*Exercise brief:* Give the number of lines in the entries that contain "object". State only the count.

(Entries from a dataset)
========================================
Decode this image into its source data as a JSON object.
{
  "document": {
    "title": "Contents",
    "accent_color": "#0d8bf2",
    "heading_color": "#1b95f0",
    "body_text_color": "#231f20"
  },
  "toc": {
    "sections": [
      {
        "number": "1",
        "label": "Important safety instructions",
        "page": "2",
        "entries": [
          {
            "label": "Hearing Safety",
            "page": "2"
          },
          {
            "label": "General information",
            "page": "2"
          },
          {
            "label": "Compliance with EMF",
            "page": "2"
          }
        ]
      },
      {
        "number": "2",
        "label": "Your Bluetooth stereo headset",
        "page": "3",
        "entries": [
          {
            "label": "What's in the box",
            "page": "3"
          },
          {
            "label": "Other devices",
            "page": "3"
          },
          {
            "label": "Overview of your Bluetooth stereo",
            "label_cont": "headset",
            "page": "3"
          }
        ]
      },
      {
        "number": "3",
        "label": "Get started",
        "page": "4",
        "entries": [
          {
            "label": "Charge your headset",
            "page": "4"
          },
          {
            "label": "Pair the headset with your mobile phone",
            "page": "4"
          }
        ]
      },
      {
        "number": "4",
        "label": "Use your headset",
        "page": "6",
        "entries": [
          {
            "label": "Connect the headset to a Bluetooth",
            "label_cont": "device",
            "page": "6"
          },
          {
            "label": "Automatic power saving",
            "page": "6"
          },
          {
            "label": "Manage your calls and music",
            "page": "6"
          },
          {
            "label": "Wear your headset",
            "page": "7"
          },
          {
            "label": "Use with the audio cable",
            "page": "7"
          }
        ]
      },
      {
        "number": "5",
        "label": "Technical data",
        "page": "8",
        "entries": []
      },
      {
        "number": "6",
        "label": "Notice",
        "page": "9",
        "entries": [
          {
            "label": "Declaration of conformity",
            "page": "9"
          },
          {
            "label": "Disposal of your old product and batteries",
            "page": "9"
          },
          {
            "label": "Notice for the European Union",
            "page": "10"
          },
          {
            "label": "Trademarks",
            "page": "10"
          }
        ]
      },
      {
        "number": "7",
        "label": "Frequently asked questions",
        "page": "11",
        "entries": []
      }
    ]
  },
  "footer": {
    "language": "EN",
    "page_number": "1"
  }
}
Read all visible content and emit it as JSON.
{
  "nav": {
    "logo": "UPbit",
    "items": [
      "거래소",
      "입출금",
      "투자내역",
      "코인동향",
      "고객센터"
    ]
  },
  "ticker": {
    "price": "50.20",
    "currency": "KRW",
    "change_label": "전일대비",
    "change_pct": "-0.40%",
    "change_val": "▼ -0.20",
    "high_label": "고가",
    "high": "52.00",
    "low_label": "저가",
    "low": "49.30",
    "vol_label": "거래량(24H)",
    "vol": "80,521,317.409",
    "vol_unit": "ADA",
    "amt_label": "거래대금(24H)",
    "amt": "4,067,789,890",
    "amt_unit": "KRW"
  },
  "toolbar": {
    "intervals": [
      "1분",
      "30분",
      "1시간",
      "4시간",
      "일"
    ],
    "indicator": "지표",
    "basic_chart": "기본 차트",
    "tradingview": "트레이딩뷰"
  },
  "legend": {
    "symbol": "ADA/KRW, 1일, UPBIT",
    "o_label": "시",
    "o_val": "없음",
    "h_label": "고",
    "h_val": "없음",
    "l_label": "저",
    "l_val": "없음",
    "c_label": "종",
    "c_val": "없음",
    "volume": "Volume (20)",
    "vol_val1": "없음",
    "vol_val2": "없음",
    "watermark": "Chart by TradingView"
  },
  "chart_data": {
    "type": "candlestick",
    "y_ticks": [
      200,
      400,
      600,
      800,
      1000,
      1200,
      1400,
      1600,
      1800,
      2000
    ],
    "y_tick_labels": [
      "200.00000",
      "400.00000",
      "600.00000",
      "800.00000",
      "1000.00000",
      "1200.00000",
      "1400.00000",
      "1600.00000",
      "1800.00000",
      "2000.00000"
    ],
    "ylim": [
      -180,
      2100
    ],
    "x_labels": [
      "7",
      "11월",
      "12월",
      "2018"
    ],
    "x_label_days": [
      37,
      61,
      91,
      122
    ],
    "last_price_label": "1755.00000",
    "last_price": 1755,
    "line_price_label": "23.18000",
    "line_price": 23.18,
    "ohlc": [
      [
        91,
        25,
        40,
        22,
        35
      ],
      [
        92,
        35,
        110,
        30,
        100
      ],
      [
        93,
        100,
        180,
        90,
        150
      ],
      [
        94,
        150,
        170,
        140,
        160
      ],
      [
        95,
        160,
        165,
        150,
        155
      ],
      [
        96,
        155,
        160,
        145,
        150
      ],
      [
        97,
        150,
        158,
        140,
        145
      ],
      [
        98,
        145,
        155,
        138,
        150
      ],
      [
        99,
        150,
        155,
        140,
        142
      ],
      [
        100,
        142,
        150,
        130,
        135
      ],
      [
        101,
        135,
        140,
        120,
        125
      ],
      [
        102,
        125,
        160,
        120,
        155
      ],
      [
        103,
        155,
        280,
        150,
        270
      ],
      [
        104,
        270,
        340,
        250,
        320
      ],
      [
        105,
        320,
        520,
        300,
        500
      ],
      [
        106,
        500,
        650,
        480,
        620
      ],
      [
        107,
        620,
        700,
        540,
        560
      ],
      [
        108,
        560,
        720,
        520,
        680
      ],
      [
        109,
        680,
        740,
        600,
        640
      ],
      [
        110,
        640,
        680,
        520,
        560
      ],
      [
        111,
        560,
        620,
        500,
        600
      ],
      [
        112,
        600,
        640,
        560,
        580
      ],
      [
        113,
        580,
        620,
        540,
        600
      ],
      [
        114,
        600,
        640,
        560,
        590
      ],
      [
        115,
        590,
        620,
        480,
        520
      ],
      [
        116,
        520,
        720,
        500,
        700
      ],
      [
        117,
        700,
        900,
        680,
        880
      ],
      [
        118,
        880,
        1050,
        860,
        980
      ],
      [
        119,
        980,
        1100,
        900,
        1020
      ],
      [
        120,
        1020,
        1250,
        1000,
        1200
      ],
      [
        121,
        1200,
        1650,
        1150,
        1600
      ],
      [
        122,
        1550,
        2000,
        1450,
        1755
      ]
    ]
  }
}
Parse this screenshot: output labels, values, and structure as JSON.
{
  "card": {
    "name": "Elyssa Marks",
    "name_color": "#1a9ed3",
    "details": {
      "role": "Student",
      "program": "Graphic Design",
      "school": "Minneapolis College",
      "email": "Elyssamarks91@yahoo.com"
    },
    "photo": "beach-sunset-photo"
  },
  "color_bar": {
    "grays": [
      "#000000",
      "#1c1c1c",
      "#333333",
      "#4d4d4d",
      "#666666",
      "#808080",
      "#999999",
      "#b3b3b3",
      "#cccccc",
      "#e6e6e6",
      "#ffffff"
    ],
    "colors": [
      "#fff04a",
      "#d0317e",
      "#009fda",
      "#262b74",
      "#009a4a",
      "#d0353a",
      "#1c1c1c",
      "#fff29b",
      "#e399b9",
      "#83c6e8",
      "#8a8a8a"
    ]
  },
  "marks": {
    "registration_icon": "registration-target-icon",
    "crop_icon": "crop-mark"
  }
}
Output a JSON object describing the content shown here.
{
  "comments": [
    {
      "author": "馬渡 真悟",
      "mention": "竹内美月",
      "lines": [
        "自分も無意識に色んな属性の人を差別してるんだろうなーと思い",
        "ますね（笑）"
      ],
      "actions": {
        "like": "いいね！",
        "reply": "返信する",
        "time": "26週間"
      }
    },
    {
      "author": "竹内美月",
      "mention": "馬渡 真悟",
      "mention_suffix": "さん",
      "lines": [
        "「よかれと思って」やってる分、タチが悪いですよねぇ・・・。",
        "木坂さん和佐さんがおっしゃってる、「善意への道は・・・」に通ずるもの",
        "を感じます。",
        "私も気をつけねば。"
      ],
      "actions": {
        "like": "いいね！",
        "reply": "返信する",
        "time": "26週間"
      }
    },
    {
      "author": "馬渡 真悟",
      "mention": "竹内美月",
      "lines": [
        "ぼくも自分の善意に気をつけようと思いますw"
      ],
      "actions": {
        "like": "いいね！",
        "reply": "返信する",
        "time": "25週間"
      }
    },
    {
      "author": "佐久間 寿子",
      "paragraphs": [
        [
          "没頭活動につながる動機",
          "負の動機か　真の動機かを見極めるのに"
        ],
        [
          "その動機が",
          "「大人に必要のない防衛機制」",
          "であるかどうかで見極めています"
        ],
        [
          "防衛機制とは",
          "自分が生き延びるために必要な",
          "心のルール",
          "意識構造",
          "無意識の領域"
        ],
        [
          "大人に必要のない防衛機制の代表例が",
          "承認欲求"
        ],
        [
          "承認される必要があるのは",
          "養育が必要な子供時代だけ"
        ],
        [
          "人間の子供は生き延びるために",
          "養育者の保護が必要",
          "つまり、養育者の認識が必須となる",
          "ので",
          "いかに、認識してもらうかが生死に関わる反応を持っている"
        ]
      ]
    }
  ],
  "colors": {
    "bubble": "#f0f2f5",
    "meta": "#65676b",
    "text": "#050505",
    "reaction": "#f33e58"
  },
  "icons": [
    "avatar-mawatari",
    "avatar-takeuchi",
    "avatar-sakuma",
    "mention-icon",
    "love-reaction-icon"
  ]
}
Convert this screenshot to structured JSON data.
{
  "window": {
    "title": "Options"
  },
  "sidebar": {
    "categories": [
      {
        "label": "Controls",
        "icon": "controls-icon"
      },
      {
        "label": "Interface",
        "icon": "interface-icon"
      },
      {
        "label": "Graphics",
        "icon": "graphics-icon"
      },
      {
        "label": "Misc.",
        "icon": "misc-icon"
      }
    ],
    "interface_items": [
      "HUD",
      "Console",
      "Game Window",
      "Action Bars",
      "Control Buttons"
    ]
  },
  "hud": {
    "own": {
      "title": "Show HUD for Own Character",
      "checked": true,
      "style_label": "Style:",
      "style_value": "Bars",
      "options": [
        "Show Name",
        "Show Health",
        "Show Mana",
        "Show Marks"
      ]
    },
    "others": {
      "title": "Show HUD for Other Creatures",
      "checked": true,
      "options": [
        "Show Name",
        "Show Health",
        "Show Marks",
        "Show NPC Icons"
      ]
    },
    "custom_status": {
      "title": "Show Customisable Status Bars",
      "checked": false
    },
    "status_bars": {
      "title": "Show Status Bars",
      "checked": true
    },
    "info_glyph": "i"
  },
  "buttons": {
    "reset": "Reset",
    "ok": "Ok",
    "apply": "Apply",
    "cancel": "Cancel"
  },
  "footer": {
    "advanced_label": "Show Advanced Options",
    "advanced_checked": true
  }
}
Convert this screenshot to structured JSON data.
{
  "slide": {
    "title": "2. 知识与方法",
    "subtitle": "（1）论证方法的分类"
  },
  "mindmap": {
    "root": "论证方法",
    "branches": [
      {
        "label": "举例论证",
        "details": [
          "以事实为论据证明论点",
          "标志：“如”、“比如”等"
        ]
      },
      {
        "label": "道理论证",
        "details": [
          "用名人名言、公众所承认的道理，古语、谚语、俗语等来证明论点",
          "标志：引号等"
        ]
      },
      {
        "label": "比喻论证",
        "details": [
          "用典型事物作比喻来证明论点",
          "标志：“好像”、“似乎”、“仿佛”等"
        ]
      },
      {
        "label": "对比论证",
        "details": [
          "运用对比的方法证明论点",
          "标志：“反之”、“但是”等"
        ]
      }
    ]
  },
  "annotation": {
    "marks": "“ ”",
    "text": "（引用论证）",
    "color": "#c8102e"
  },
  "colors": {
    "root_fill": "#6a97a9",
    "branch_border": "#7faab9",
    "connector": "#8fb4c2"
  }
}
========================================
*Correct answer:* 2